━━ SOURCE MATERIAL ━━

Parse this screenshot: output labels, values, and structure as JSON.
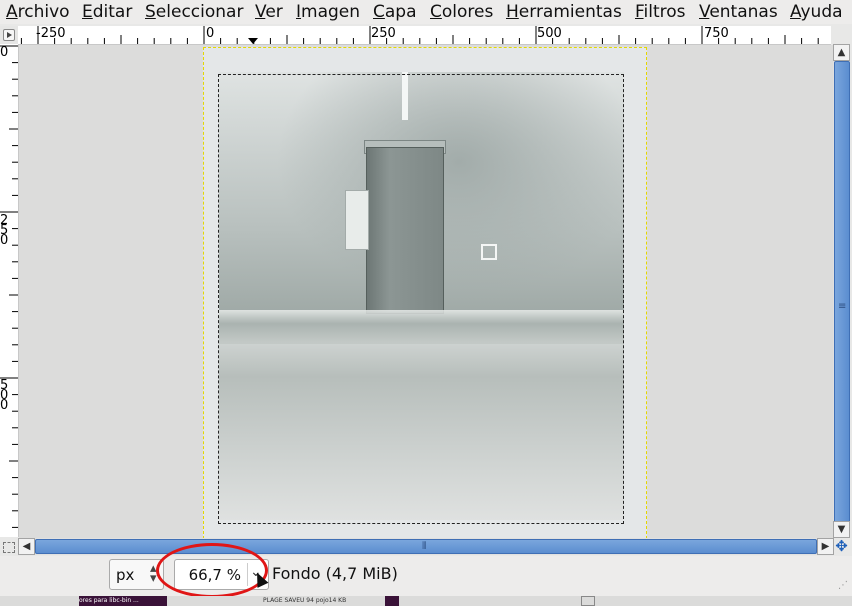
{
  "menubar": {
    "items": [
      {
        "label": "Archivo"
      },
      {
        "label": "Editar"
      },
      {
        "label": "Seleccionar"
      },
      {
        "label": "Ver"
      },
      {
        "label": "Imagen"
      },
      {
        "label": "Capa"
      },
      {
        "label": "Colores"
      },
      {
        "label": "Herramientas"
      },
      {
        "label": "Filtros"
      },
      {
        "label": "Ventanas"
      },
      {
        "label": "Ayuda"
      }
    ]
  },
  "rulers": {
    "horizontal_labels": [
      "-250",
      "0",
      "250",
      "500",
      "750"
    ],
    "vertical_labels": [
      "0",
      "250",
      "500"
    ]
  },
  "statusbar": {
    "unit": "px",
    "zoom": "66,7 %",
    "layer_info": "Fondo (4,7 MiB)"
  },
  "taskbar": {
    "items": [
      "ores para libc-bin ...",
      "PLAGE SAVEU 94 pojo14 KB"
    ]
  },
  "colors": {
    "scroll_thumb": "#5b8dd0",
    "annotation": "#e01616",
    "selection_border": "#e3d800"
  }
}
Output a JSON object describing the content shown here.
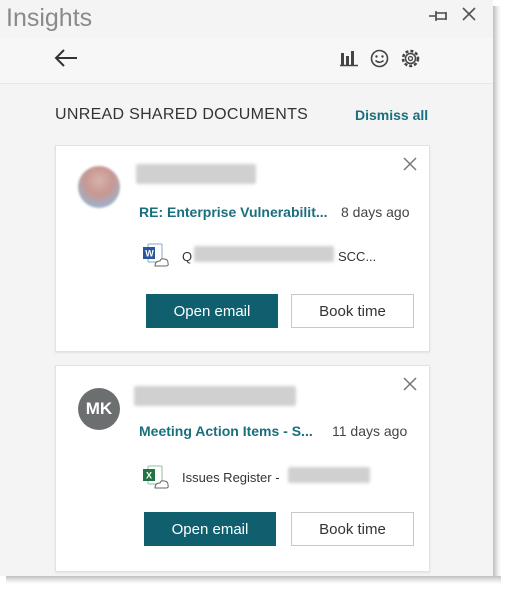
{
  "window": {
    "title": "Insights",
    "pin_icon": "pin-icon",
    "close_icon": "close-icon"
  },
  "toolbar": {
    "back_icon": "back-arrow-icon",
    "chart_icon": "bar-chart-icon",
    "feedback_icon": "smiley-icon",
    "settings_icon": "gear-icon"
  },
  "section": {
    "title": "UNREAD SHARED DOCUMENTS",
    "dismiss_all": "Dismiss all"
  },
  "cards": [
    {
      "avatar_initials": "",
      "subject": "RE: Enterprise Vulnerabilit...",
      "age": "8 days ago",
      "file_icon": "word-icon",
      "file_prefix": "Q",
      "file_suffix": "SCC...",
      "open_label": "Open email",
      "book_label": "Book time"
    },
    {
      "avatar_initials": "MK",
      "subject": "Meeting Action Items - S...",
      "age": "11 days ago",
      "file_icon": "excel-icon",
      "file_prefix": "Issues Register -",
      "file_suffix": "",
      "open_label": "Open email",
      "book_label": "Book time"
    }
  ],
  "colors": {
    "accent": "#1a6f7d",
    "primary_button": "#0f5f6e",
    "avatar_mk": "#6b6f6f",
    "word_blue": "#2b579a",
    "excel_green": "#217346"
  }
}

━━━

◆ EXERCISE DESCRIPTION ◆
Reproduce each entry precisely. Leave the pictures out.

◆ RESPONSE TO THE EXERCISE ◆
Parse this screenshot: output labels, values, and structure as JSON.
{
  "menubar": {
    "items": [
      {
        "label": "Archivo"
      },
      {
        "label": "Editar"
      },
      {
        "label": "Seleccionar"
      },
      {
        "label": "Ver"
      },
      {
        "label": "Imagen"
      },
      {
        "label": "Capa"
      },
      {
        "label": "Colores"
      },
      {
        "label": "Herramientas"
      },
      {
        "label": "Filtros"
      },
      {
        "label": "Ventanas"
      },
      {
        "label": "Ayuda"
      }
    ]
  },
  "rulers": {
    "horizontal_labels": [
      "-250",
      "0",
      "250",
      "500",
      "750"
    ],
    "vertical_labels": [
      "0",
      "250",
      "500"
    ]
  },
  "statusbar": {
    "unit": "px",
    "zoom": "66,7 %",
    "layer_info": "Fondo (4,7 MiB)"
  },
  "taskbar": {
    "items": [
      "ores para libc-bin ...",
      "PLAGE SAVEU 94 pojo14 KB"
    ]
  },
  "colors": {
    "scroll_thumb": "#5b8dd0",
    "annotation": "#e01616",
    "selection_border": "#e3d800"
  }
}
Output a JSON object describing the content shown here.
{
  "window": {
    "title": "Insights",
    "pin_icon": "pin-icon",
    "close_icon": "close-icon"
  },
  "toolbar": {
    "back_icon": "back-arrow-icon",
    "chart_icon": "bar-chart-icon",
    "feedback_icon": "smiley-icon",
    "settings_icon": "gear-icon"
  },
  "section": {
    "title": "UNREAD SHARED DOCUMENTS",
    "dismiss_all": "Dismiss all"
  },
  "cards": [
    {
      "avatar_initials": "",
      "subject": "RE: Enterprise Vulnerabilit...",
      "age": "8 days ago",
      "file_icon": "word-icon",
      "file_prefix": "Q",
      "file_suffix": "SCC...",
      "open_label": "Open email",
      "book_label": "Book time"
    },
    {
      "avatar_initials": "MK",
      "subject": "Meeting Action Items - S...",
      "age": "11 days ago",
      "file_icon": "excel-icon",
      "file_prefix": "Issues Register -",
      "file_suffix": "",
      "open_label": "Open email",
      "book_label": "Book time"
    }
  ],
  "colors": {
    "accent": "#1a6f7d",
    "primary_button": "#0f5f6e",
    "avatar_mk": "#6b6f6f",
    "word_blue": "#2b579a",
    "excel_green": "#217346"
  }
}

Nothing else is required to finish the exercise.